---------- Dataset records ----------

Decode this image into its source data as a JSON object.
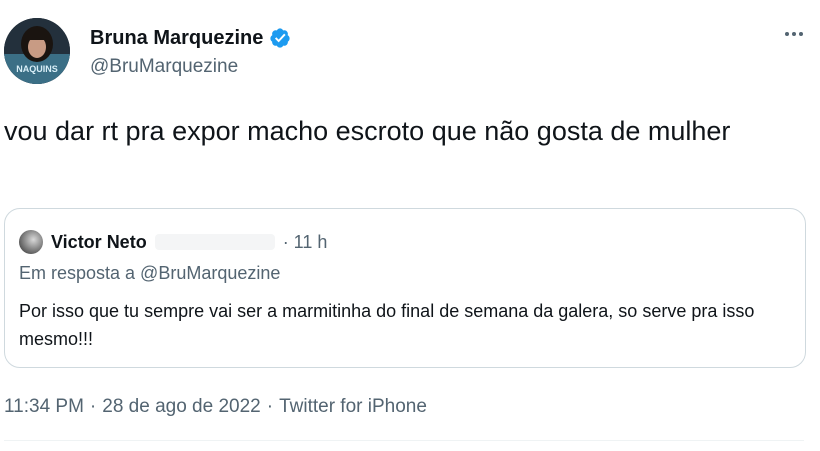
{
  "author": {
    "display_name": "Bruna Marquezine",
    "handle": "@BruMarquezine",
    "verified": true,
    "avatar_icon": "profile-photo",
    "avatar_logo_text": "NAQUINS"
  },
  "menu": {
    "icon": "more-horizontal-icon"
  },
  "tweet": {
    "text": "vou dar rt pra expor macho escroto que não gosta de mulher"
  },
  "quoted": {
    "display_name": "Victor Neto",
    "time": "· 11 h",
    "reply_context": "Em resposta a @BruMarquezine",
    "text": "Por isso que tu sempre vai ser a marmitinha do final de semana da galera, so serve pra isso mesmo!!!"
  },
  "meta": {
    "time": "11:34 PM",
    "sep1": "·",
    "date": "28 de ago de 2022",
    "sep2": "·",
    "source": "Twitter for iPhone"
  },
  "colors": {
    "verified_blue": "#1d9bf0",
    "text_primary": "#0f1419",
    "text_secondary": "#536471",
    "border": "#cfd9de"
  }
}
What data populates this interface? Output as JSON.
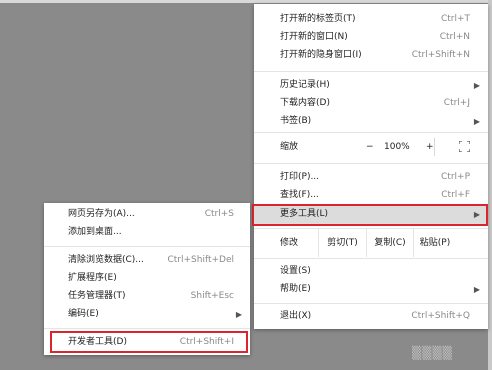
{
  "main_menu": {
    "new_tab": {
      "label": "打开新的标签页(T)",
      "shortcut": "Ctrl+T"
    },
    "new_window": {
      "label": "打开新的窗口(N)",
      "shortcut": "Ctrl+N"
    },
    "new_incognito": {
      "label": "打开新的隐身窗口(I)",
      "shortcut": "Ctrl+Shift+N"
    },
    "history": {
      "label": "历史记录(H)"
    },
    "downloads": {
      "label": "下载内容(D)",
      "shortcut": "Ctrl+J"
    },
    "bookmarks": {
      "label": "书签(B)"
    },
    "zoom": {
      "label": "缩放",
      "minus": "−",
      "value": "100%",
      "plus": "+"
    },
    "print": {
      "label": "打印(P)...",
      "shortcut": "Ctrl+P"
    },
    "find": {
      "label": "查找(F)...",
      "shortcut": "Ctrl+F"
    },
    "more_tools": {
      "label": "更多工具(L)"
    },
    "edit": {
      "label": "修改",
      "cut": "剪切(T)",
      "copy": "复制(C)",
      "paste": "粘贴(P)"
    },
    "settings": {
      "label": "设置(S)"
    },
    "help": {
      "label": "帮助(E)"
    },
    "exit": {
      "label": "退出(X)",
      "shortcut": "Ctrl+Shift+Q"
    }
  },
  "sub_menu": {
    "save_page": {
      "label": "网页另存为(A)...",
      "shortcut": "Ctrl+S"
    },
    "add_desktop": {
      "label": "添加到桌面..."
    },
    "clear_data": {
      "label": "清除浏览数据(C)...",
      "shortcut": "Ctrl+Shift+Del"
    },
    "extensions": {
      "label": "扩展程序(E)"
    },
    "task_manager": {
      "label": "任务管理器(T)",
      "shortcut": "Shift+Esc"
    },
    "encoding": {
      "label": "编码(E)"
    },
    "dev_tools": {
      "label": "开发者工具(D)",
      "shortcut": "Ctrl+Shift+I"
    }
  },
  "colors": {
    "highlight_border": "#d8262c",
    "selected_row": "#dcdcdc"
  }
}
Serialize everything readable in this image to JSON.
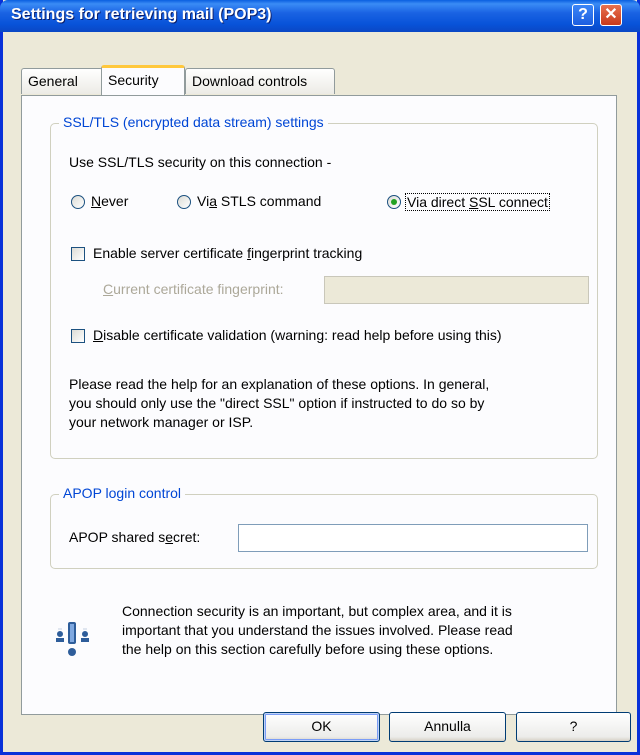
{
  "window": {
    "title": "Settings for retrieving mail (POP3)"
  },
  "titlebar_buttons": {
    "help": "?",
    "close": "✕"
  },
  "tabs": [
    {
      "label": "General"
    },
    {
      "label": "Security"
    },
    {
      "label": "Download controls"
    }
  ],
  "ssl": {
    "group_title": "SSL/TLS (encrypted data stream) settings",
    "use_label": "Use SSL/TLS security on this connection -",
    "options": [
      {
        "pre": "",
        "key": "N",
        "post": "ever",
        "selected": false
      },
      {
        "pre": "Vi",
        "key": "a",
        "post": " STLS command",
        "selected": false
      },
      {
        "pre": "Via direct ",
        "key": "S",
        "post": "SL connect",
        "selected": true
      }
    ],
    "fingerprint_tracking": {
      "pre": "Enable server certificate ",
      "key": "f",
      "post": "ingerprint tracking",
      "checked": false
    },
    "current_fingerprint": {
      "key": "C",
      "post": "urrent certificate fingerprint:",
      "value": ""
    },
    "disable_validation": {
      "key": "D",
      "post": "isable certificate validation (warning: read help before using this)",
      "checked": false
    },
    "help_text": [
      "Please read the help for an explanation of these options. In general,",
      "you should only use the \"direct SSL\" option if instructed to do so by",
      "your network manager or ISP."
    ]
  },
  "apop": {
    "group_title": "APOP login control",
    "secret": {
      "pre": "APOP shared s",
      "key": "e",
      "post": "cret:",
      "value": ""
    }
  },
  "notice": {
    "icon": "security-warning-icon",
    "lines": [
      "Connection security is an important, but complex area, and it is",
      "important that you understand the issues involved. Please read",
      "the help on this section carefully before using these options."
    ]
  },
  "buttons": {
    "ok": "OK",
    "cancel": "Annulla",
    "help": "?"
  },
  "colors": {
    "titlebar": "#0a5fe0",
    "group_title": "#0046d5",
    "dialog_bg": "#ece9d8",
    "radio_selected": "#21a121"
  }
}
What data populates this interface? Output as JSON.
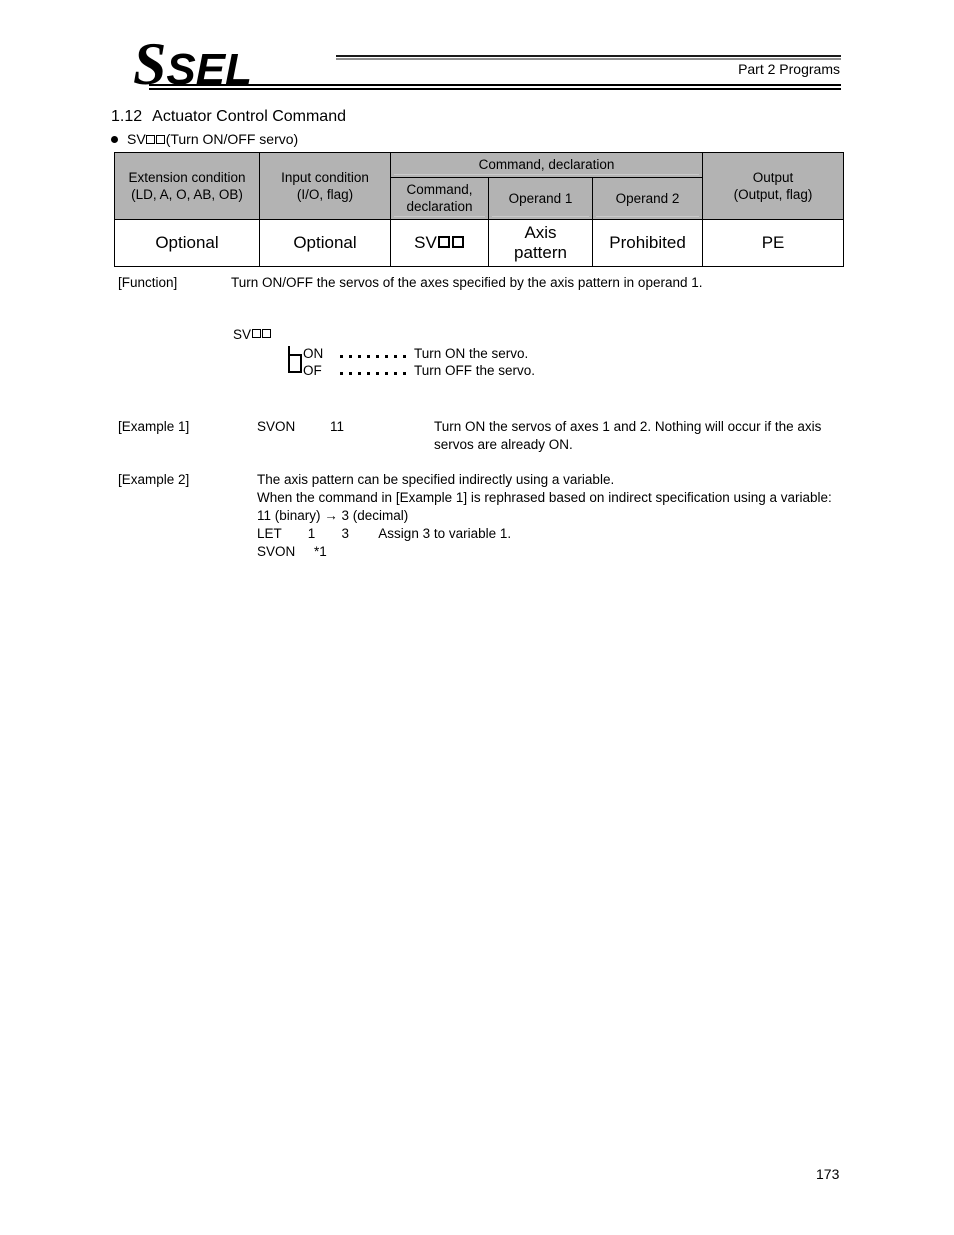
{
  "header": {
    "logo_s": "S",
    "logo_sel": "SEL",
    "part_label": "Part 2 Programs"
  },
  "section": {
    "number": "1.12",
    "title": "Actuator Control Command",
    "bullet_prefix": "SV",
    "bullet_suffix": " (Turn ON/OFF servo)"
  },
  "table": {
    "group_header": "Command, declaration",
    "columns": [
      {
        "line1": "Extension condition",
        "line2": "(LD, A, O, AB, OB)"
      },
      {
        "line1": "Input condition",
        "line2": "(I/O, flag)"
      },
      {
        "line1": "Command,",
        "line2": "declaration"
      },
      {
        "line1": "Operand 1",
        "line2": ""
      },
      {
        "line1": "Operand 2",
        "line2": ""
      },
      {
        "line1": "Output",
        "line2": "(Output, flag)"
      }
    ],
    "values": {
      "extension_condition": "Optional",
      "input_condition": "Optional",
      "command_declaration_prefix": "SV",
      "operand1_line1": "Axis",
      "operand1_line2": "pattern",
      "operand2": "Prohibited",
      "output": "PE"
    }
  },
  "function": {
    "label": "[Function]",
    "text": "Turn ON/OFF the servos of the axes specified by the axis pattern in operand 1."
  },
  "tree": {
    "root_prefix": "SV",
    "option_on": "ON",
    "option_of": "OF",
    "desc_on": "Turn ON the servo.",
    "desc_of": "Turn OFF the servo."
  },
  "example1": {
    "label": "[Example 1]",
    "command": "SVON",
    "argument": "11",
    "description": "Turn ON the servos of axes 1 and 2. Nothing will occur if the axis servos are already ON."
  },
  "example2": {
    "label": "[Example 2]",
    "line1": "The axis pattern can be specified indirectly using a variable.",
    "line2": "When the command in [Example 1] is rephrased based on indirect specification using a variable:",
    "line3": "11 (binary) → 3 (decimal)",
    "code_line1": "LET       1       3        Assign 3 to variable 1.",
    "code_line2": "SVON     *1"
  },
  "footer": {
    "page_number": "173"
  }
}
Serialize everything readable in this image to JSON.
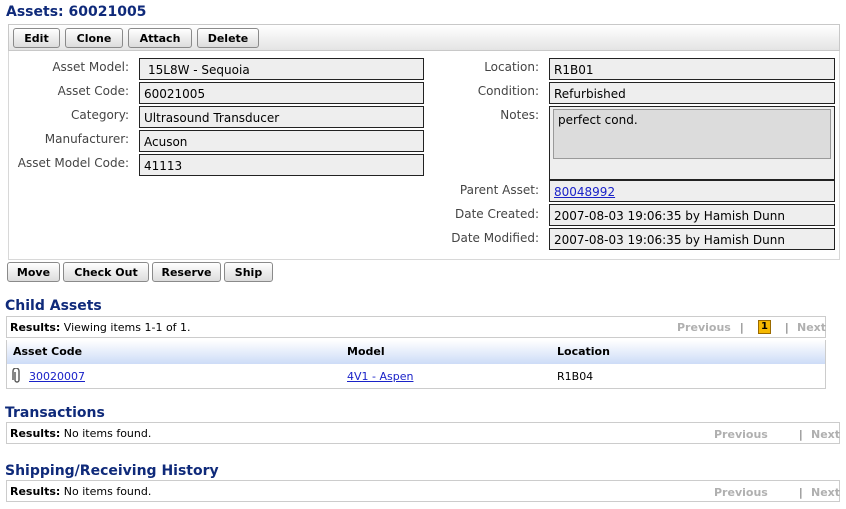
{
  "page": {
    "title": "Assets: 60021005"
  },
  "toolbar": {
    "edit": "Edit",
    "clone": "Clone",
    "attach": "Attach",
    "delete": "Delete"
  },
  "fields_left": [
    {
      "label": "Asset Model:",
      "value": "15L8W - Sequoia"
    },
    {
      "label": "Asset Code:",
      "value": "60021005"
    },
    {
      "label": "Category:",
      "value": "Ultrasound Transducer"
    },
    {
      "label": "Manufacturer:",
      "value": "Acuson"
    },
    {
      "label": "Asset Model Code:",
      "value": "41113"
    }
  ],
  "fields_right": {
    "location": {
      "label": "Location:",
      "value": "R1B01"
    },
    "condition": {
      "label": "Condition:",
      "value": "Refurbished"
    },
    "notes": {
      "label": "Notes:",
      "value": "perfect cond."
    },
    "parent_asset": {
      "label": "Parent Asset:",
      "value": "80048992"
    },
    "date_created": {
      "label": "Date Created:",
      "value": "2007-08-03 19:06:35 by Hamish Dunn"
    },
    "date_modified": {
      "label": "Date Modified:",
      "value": "2007-08-03 19:06:35 by Hamish Dunn"
    }
  },
  "actions": {
    "move": "Move",
    "check_out": "Check Out",
    "reserve": "Reserve",
    "ship": "Ship"
  },
  "child_assets": {
    "title": "Child Assets",
    "results_label": "Results:",
    "results_text": "Viewing items 1-1 of 1.",
    "previous": "Previous",
    "separator": "|",
    "current_page": "1",
    "next": "Next",
    "columns": [
      "Asset Code",
      "Model",
      "Location"
    ],
    "rows": [
      {
        "asset_code": "30020007",
        "model": "4V1 - Aspen",
        "location": "R1B04"
      }
    ]
  },
  "transactions": {
    "title": "Transactions",
    "results_label": "Results:",
    "results_text": "No items found.",
    "previous": "Previous",
    "separator": "|",
    "next": "Next"
  },
  "shipping": {
    "title": "Shipping/Receiving History",
    "results_label": "Results:",
    "results_text": "No items found.",
    "previous": "Previous",
    "separator": "|",
    "next": "Next"
  },
  "colors": {
    "heading": "#0f2a7a",
    "link": "#1a22c8",
    "active_page": "#f5b800",
    "table_header": "#cddcf7"
  },
  "icons": {
    "row_icon": "paperclip-icon"
  }
}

----------

### [Given exercise]
How many lines in the listing contain "variable"? Answer with the number alone.

### [Task solution]
3